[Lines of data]
>>>>
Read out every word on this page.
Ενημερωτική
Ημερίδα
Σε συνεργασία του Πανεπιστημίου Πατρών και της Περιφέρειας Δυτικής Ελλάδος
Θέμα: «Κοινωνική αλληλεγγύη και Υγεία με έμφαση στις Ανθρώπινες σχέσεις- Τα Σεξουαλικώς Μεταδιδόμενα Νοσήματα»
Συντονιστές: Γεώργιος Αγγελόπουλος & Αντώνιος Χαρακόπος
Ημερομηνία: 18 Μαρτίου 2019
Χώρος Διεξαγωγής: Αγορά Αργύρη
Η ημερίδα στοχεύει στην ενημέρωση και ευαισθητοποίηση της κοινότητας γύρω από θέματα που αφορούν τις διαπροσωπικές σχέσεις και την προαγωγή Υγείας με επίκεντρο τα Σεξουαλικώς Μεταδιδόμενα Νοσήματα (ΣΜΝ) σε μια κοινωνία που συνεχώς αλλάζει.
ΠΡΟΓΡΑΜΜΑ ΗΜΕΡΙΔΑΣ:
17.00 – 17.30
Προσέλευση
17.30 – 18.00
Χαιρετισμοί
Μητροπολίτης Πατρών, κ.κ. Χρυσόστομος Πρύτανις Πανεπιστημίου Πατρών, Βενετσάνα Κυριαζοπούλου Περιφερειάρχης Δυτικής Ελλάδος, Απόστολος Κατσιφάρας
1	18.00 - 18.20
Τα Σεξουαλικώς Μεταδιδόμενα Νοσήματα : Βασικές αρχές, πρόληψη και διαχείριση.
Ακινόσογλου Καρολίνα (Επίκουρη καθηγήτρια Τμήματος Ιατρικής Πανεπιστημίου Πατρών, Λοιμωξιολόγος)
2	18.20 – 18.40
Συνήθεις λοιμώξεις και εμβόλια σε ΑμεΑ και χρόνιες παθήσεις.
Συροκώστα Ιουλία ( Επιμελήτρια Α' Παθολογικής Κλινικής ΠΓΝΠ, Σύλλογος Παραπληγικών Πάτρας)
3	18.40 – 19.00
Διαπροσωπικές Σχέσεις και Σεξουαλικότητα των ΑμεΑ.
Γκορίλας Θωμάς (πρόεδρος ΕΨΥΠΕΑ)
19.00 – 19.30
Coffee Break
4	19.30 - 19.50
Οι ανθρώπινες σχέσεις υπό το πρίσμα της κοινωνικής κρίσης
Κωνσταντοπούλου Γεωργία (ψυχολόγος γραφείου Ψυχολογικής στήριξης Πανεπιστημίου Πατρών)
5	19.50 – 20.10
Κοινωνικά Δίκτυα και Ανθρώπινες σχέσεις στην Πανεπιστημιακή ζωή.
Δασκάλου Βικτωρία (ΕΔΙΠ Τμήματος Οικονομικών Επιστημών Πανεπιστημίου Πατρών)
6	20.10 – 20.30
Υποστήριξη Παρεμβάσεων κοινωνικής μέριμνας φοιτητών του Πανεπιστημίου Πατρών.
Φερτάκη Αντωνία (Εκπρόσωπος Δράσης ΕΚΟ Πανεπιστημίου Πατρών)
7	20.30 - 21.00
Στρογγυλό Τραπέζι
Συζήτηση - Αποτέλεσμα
<<<<
* [Task requirements]:
Give the data again, exactly as it stands.

* [Solution for this problem]:
Read out every word on this page.
Ενημερωτική
Ημερίδα
Σε συνεργασία του Πανεπιστημίου Πατρών και της Περιφέρειας Δυτικής Ελλάδος
Θέμα: «Κοινωνική αλληλεγγύη και Υγεία με έμφαση στις Ανθρώπινες σχέσεις- Τα Σεξουαλικώς Μεταδιδόμενα Νοσήματα»
Συντονιστές: Γεώργιος Αγγελόπουλος & Αντώνιος Χαρακόπος
Ημερομηνία: 18 Μαρτίου 2019
Χώρος Διεξαγωγής: Αγορά Αργύρη
Η ημερίδα στοχεύει στην ενημέρωση και ευαισθητοποίηση της κοινότητας γύρω από θέματα που αφορούν τις διαπροσωπικές σχέσεις και την προαγωγή Υγείας με επίκεντρο τα Σεξουαλικώς Μεταδιδόμενα Νοσήματα (ΣΜΝ) σε μια κοινωνία που συνεχώς αλλάζει.
ΠΡΟΓΡΑΜΜΑ ΗΜΕΡΙΔΑΣ:
17.00 – 17.30
Προσέλευση
17.30 – 18.00
Χαιρετισμοί
Μητροπολίτης Πατρών, κ.κ. Χρυσόστομος Πρύτανις Πανεπιστημίου Πατρών, Βενετσάνα Κυριαζοπούλου Περιφερειάρχης Δυτικής Ελλάδος, Απόστολος Κατσιφάρας
1	18.00 - 18.20
Τα Σεξουαλικώς Μεταδιδόμενα Νοσήματα : Βασικές αρχές, πρόληψη και διαχείριση.
Ακινόσογλου Καρολίνα (Επίκουρη καθηγήτρια Τμήματος Ιατρικής Πανεπιστημίου Πατρών, Λοιμωξιολόγος)
2	18.20 – 18.40
Συνήθεις λοιμώξεις και εμβόλια σε ΑμεΑ και χρόνιες παθήσεις.
Συροκώστα Ιουλία ( Επιμελήτρια Α' Παθολογικής Κλινικής ΠΓΝΠ, Σύλλογος Παραπληγικών Πάτρας)
3	18.40 – 19.00
Διαπροσωπικές Σχέσεις και Σεξουαλικότητα των ΑμεΑ.
Γκορίλας Θωμάς (πρόεδρος ΕΨΥΠΕΑ)
19.00 – 19.30
Coffee Break
4	19.30 - 19.50
Οι ανθρώπινες σχέσεις υπό το πρίσμα της κοινωνικής κρίσης
Κωνσταντοπούλου Γεωργία (ψυχολόγος γραφείου Ψυχολογικής στήριξης Πανεπιστημίου Πατρών)
5	19.50 – 20.10
Κοινωνικά Δίκτυα και Ανθρώπινες σχέσεις στην Πανεπιστημιακή ζωή.
Δασκάλου Βικτωρία (ΕΔΙΠ Τμήματος Οικονομικών Επιστημών Πανεπιστημίου Πατρών)
6	20.10 – 20.30
Υποστήριξη Παρεμβάσεων κοινωνικής μέριμνας φοιτητών του Πανεπιστημίου Πατρών.
Φερτάκη Αντωνία (Εκπρόσωπος Δράσης ΕΚΟ Πανεπιστημίου Πατρών)
7	20.30 - 21.00
Στρογγυλό Τραπέζι
Συζήτηση - Αποτέλεσμα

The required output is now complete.